### [SOURCE RECORDS]
- - - - - - -

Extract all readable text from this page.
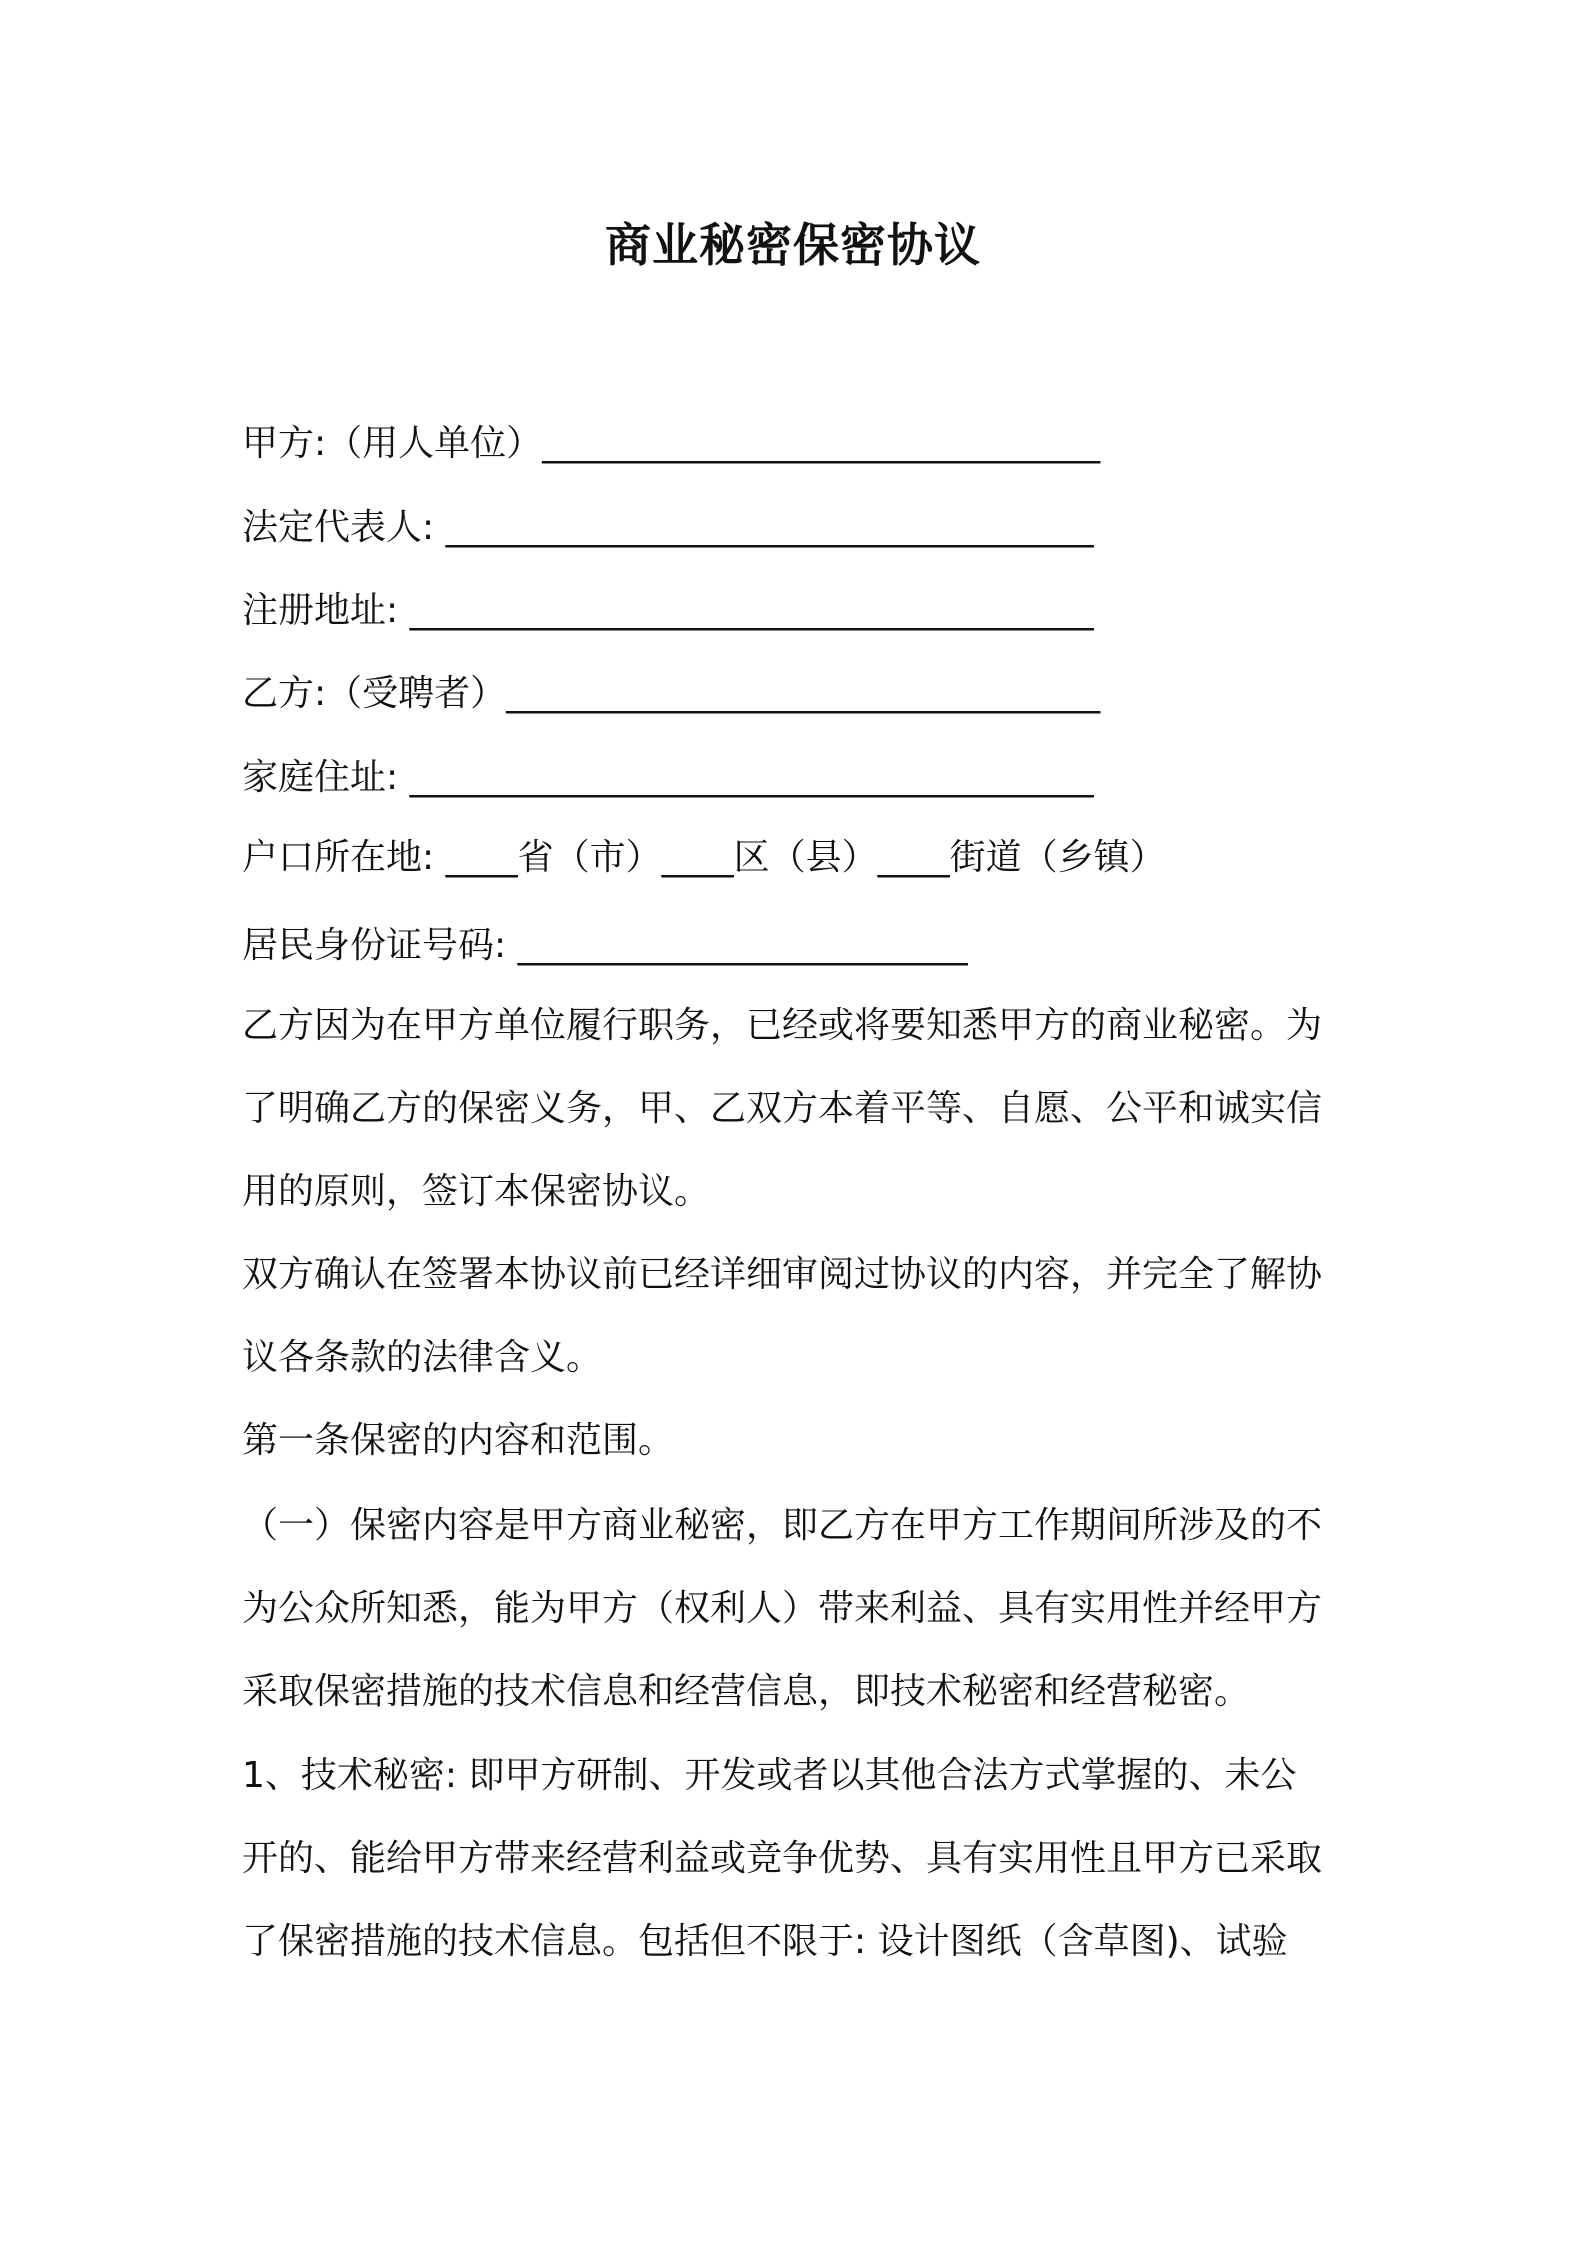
商业秘密保密协议
甲方:（用人单位）_______________________________
法定代表人: ____________________________________
注册地址: ______________________________________
乙方:（受聘者）_________________________________
家庭住址: ______________________________________
户口所在地: ____省（市）____区（县）____街道（乡镇）
居民身份证号码: _________________________
乙方因为在甲方单位履行职务，已经或将要知悉甲方的商业秘密。为
了明确乙方的保密义务，甲、乙双方本着平等、自愿、公平和诚实信
用的原则，签订本保密协议。
双方确认在签署本协议前已经详细审阅过协议的内容，并完全了解协
议各条款的法律含义。
第一条保密的内容和范围。
（一）保密内容是甲方商业秘密，即乙方在甲方工作期间所涉及的不
为公众所知悉，能为甲方（权利人）带来利益、具有实用性并经甲方
采取保密措施的技术信息和经营信息，即技术秘密和经营秘密。
1、技术秘密: 即甲方研制、开发或者以其他合法方式掌握的、未公
开的、能给甲方带来经营利益或竞争优势、具有实用性且甲方已采取
了保密措施的技术信息。包括但不限于: 设计图纸（含草图)、试验
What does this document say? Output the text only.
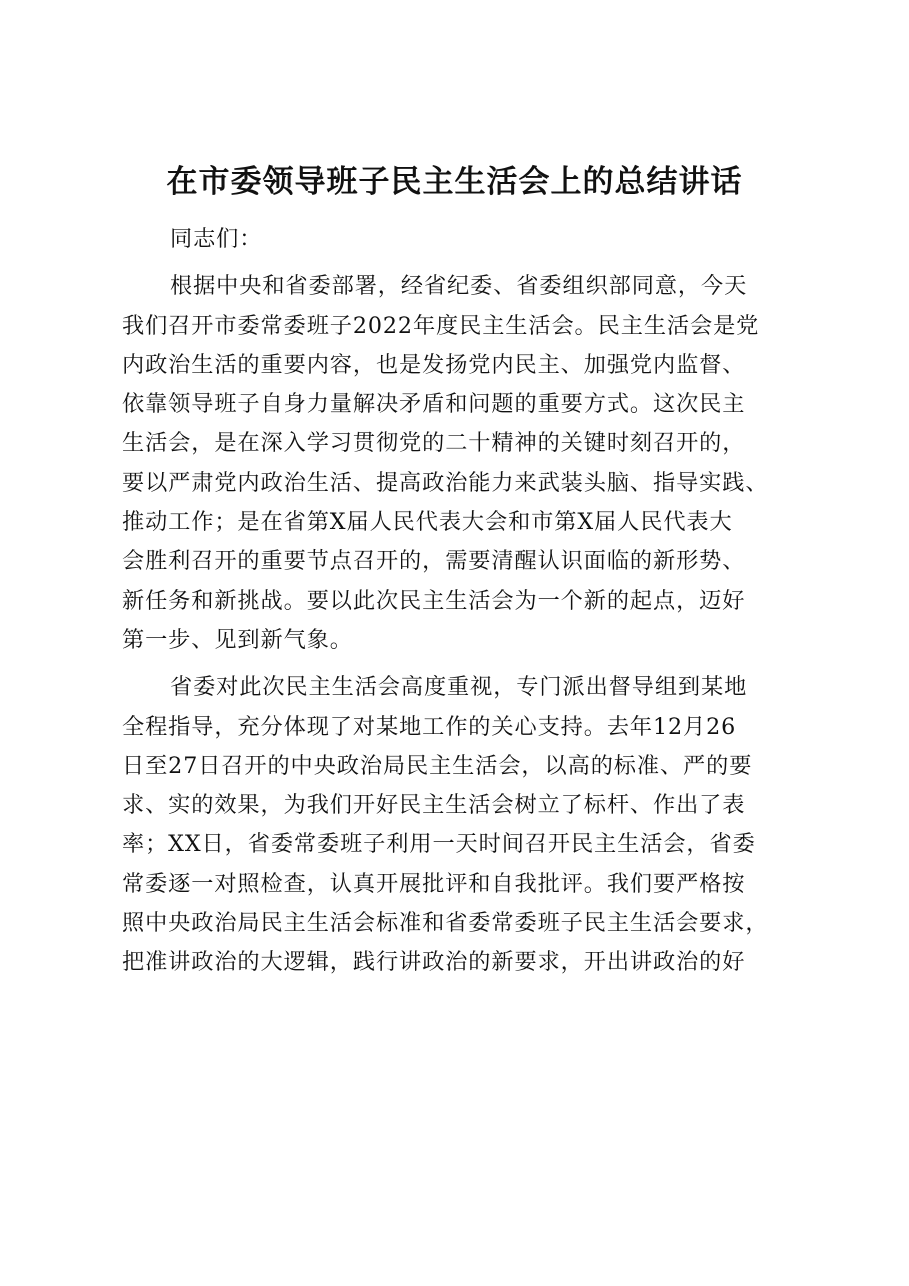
在市委领导班子民主生活会上的总结讲话
同志们：
根据中央和省委部署，经省纪委、省委组织部同意，今天
我们召开市委常委班子2022年度民主生活会。民主生活会是党
内政治生活的重要内容，也是发扬党内民主、加强党内监督、
依靠领导班子自身力量解决矛盾和问题的重要方式。这次民主
生活会，是在深入学习贯彻党的二十精神的关键时刻召开的，
要以严肃党内政治生活、提高政治能力来武装头脑、指导实践、
推动工作；是在省第X届人民代表大会和市第X届人民代表大
会胜利召开的重要节点召开的，需要清醒认识面临的新形势、
新任务和新挑战。要以此次民主生活会为一个新的起点，迈好
第一步、见到新气象。
省委对此次民主生活会高度重视，专门派出督导组到某地
全程指导，充分体现了对某地工作的关心支持。去年12月26
日至27日召开的中央政治局民主生活会，以高的标准、严的要
求、实的效果，为我们开好民主生活会树立了标杆、作出了表
率；XX日，省委常委班子利用一天时间召开民主生活会，省委
常委逐一对照检查，认真开展批评和自我批评。我们要严格按
照中央政治局民主生活会标准和省委常委班子民主生活会要求，
把准讲政治的大逻辑，践行讲政治的新要求，开出讲政治的好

- - - - - - -

### [WRITTEN EXERCISE]
Report the count of lines in the entries that contain the string "text", and nothing besides it.

### [FULL ANSWER]
2